Job — Read the data and repeat all of it exactly.

Extracted data entries —

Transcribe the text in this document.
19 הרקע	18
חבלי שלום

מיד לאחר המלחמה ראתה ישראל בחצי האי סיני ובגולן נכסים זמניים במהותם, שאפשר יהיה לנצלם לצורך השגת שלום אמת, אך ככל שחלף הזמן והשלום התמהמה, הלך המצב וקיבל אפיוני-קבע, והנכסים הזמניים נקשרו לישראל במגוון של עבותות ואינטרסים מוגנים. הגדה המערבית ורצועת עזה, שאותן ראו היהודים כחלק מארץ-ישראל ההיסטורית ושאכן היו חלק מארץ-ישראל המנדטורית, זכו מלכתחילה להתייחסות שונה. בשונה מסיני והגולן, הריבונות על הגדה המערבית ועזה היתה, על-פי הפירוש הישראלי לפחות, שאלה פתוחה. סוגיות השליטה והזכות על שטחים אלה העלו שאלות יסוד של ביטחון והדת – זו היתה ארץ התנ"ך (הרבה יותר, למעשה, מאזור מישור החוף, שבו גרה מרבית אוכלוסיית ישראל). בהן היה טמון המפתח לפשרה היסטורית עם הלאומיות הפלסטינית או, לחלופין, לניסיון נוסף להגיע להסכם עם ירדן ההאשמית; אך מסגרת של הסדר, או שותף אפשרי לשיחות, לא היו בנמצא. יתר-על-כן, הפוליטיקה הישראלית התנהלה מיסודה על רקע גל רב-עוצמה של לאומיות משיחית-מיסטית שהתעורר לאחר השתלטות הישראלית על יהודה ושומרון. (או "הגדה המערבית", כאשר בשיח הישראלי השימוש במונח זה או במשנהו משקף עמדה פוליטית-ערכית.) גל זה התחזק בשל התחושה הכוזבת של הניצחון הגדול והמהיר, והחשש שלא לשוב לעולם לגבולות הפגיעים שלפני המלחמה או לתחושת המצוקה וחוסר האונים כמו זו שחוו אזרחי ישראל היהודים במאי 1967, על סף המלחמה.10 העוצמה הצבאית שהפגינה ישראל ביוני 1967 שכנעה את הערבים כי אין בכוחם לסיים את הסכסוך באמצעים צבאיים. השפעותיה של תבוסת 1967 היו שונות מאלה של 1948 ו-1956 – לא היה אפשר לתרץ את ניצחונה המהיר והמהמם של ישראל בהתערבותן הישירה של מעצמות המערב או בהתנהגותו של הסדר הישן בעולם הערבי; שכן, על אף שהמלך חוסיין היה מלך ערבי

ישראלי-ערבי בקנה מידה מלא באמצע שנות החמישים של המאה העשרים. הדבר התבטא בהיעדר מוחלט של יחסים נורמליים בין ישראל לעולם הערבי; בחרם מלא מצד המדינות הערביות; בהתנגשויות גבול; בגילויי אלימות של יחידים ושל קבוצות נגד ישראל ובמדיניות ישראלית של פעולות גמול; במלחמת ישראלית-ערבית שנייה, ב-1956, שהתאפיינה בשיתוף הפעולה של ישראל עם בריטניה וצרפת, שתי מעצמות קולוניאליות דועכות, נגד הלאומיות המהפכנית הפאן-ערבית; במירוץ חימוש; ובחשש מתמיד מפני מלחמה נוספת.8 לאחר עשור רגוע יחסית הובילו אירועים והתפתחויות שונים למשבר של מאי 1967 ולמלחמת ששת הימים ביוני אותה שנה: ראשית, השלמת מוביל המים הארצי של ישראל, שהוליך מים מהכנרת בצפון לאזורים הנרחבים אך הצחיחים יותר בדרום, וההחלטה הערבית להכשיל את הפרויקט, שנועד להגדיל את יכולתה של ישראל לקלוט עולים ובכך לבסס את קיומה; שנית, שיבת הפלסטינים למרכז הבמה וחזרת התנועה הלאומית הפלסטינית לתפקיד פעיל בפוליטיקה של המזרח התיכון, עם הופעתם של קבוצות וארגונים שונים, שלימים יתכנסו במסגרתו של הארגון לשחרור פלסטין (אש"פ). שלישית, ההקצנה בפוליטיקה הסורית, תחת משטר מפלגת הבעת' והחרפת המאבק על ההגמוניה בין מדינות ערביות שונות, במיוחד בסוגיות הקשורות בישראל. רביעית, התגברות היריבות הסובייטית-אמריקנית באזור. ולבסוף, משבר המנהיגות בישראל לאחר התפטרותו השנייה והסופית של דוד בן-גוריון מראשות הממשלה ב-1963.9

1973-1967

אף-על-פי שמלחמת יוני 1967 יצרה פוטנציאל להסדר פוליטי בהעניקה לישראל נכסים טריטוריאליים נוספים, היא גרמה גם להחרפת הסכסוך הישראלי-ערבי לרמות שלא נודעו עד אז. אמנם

Response to the exercise —
Transcribe the text in this document.
19 הרקע	18
חבלי שלום

מיד לאחר המלחמה ראתה ישראל בחצי האי סיני ובגולן נכסים זמניים במהותם, שאפשר יהיה לנצלם לצורך השגת שלום אמת, אך ככל שחלף הזמן והשלום התמהמה, הלך המצב וקיבל אפיוני-קבע, והנכסים הזמניים נקשרו לישראל במגוון של עבותות ואינטרסים מוגנים. הגדה המערבית ורצועת עזה, שאותן ראו היהודים כחלק מארץ-ישראל ההיסטורית ושאכן היו חלק מארץ-ישראל המנדטורית, זכו מלכתחילה להתייחסות שונה. בשונה מסיני והגולן, הריבונות על הגדה המערבית ועזה היתה, על-פי הפירוש הישראלי לפחות, שאלה פתוחה. סוגיות השליטה והזכות על שטחים אלה העלו שאלות יסוד של ביטחון והדת – זו היתה ארץ התנ"ך (הרבה יותר, למעשה, מאזור מישור החוף, שבו גרה מרבית אוכלוסיית ישראל). בהן היה טמון המפתח לפשרה היסטורית עם הלאומיות הפלסטינית או, לחלופין, לניסיון נוסף להגיע להסכם עם ירדן ההאשמית; אך מסגרת של הסדר, או שותף אפשרי לשיחות, לא היו בנמצא. יתר-על-כן, הפוליטיקה הישראלית התנהלה מיסודה על רקע גל רב-עוצמה של לאומיות משיחית-מיסטית שהתעורר לאחר השתלטות הישראלית על יהודה ושומרון. (או "הגדה המערבית", כאשר בשיח הישראלי השימוש במונח זה או במשנהו משקף עמדה פוליטית-ערכית.) גל זה התחזק בשל התחושה הכוזבת של הניצחון הגדול והמהיר, והחשש שלא לשוב לעולם לגבולות הפגיעים שלפני המלחמה או לתחושת המצוקה וחוסר האונים כמו זו שחוו אזרחי ישראל היהודים במאי 1967, על סף המלחמה.10 העוצמה הצבאית שהפגינה ישראל ביוני 1967 שכנעה את הערבים כי אין בכוחם לסיים את הסכסוך באמצעים צבאיים. השפעותיה של תבוסת 1967 היו שונות מאלה של 1948 ו-1956 – לא היה אפשר לתרץ את ניצחונה המהיר והמהמם של ישראל בהתערבותן הישירה של מעצמות המערב או בהתנהגותו של הסדר הישן בעולם הערבי; שכן, על אף שהמלך חוסיין היה מלך ערבי

ישראלי-ערבי בקנה מידה מלא באמצע שנות החמישים של המאה העשרים. הדבר התבטא בהיעדר מוחלט של יחסים נורמליים בין ישראל לעולם הערבי; בחרם מלא מצד המדינות הערביות; בהתנגשויות גבול; בגילויי אלימות של יחידים ושל קבוצות נגד ישראל ובמדיניות ישראלית של פעולות גמול; במלחמת ישראלית-ערבית שנייה, ב-1956, שהתאפיינה בשיתוף הפעולה של ישראל עם בריטניה וצרפת, שתי מעצמות קולוניאליות דועכות, נגד הלאומיות המהפכנית הפאן-ערבית; במירוץ חימוש; ובחשש מתמיד מפני מלחמה נוספת.8 לאחר עשור רגוע יחסית הובילו אירועים והתפתחויות שונים למשבר של מאי 1967 ולמלחמת ששת הימים ביוני אותה שנה: ראשית, השלמת מוביל המים הארצי של ישראל, שהוליך מים מהכנרת בצפון לאזורים הנרחבים אך הצחיחים יותר בדרום, וההחלטה הערבית להכשיל את הפרויקט, שנועד להגדיל את יכולתה של ישראל לקלוט עולים ובכך לבסס את קיומה; שנית, שיבת הפלסטינים למרכז הבמה וחזרת התנועה הלאומית הפלסטינית לתפקיד פעיל בפוליטיקה של המזרח התיכון, עם הופעתם של קבוצות וארגונים שונים, שלימים יתכנסו במסגרתו של הארגון לשחרור פלסטין (אש"פ). שלישית, ההקצנה בפוליטיקה הסורית, תחת משטר מפלגת הבעת' והחרפת המאבק על ההגמוניה בין מדינות ערביות שונות, במיוחד בסוגיות הקשורות בישראל. רביעית, התגברות היריבות הסובייטית-אמריקנית באזור. ולבסוף, משבר המנהיגות בישראל לאחר התפטרותו השנייה והסופית של דוד בן-גוריון מראשות הממשלה ב-1963.9

1973-1967

אף-על-פי שמלחמת יוני 1967 יצרה פוטנציאל להסדר פוליטי בהעניקה לישראל נכסים טריטוריאליים נוספים, היא גרמה גם להחרפת הסכסוך הישראלי-ערבי לרמות שלא נודעו עד אז. אמנם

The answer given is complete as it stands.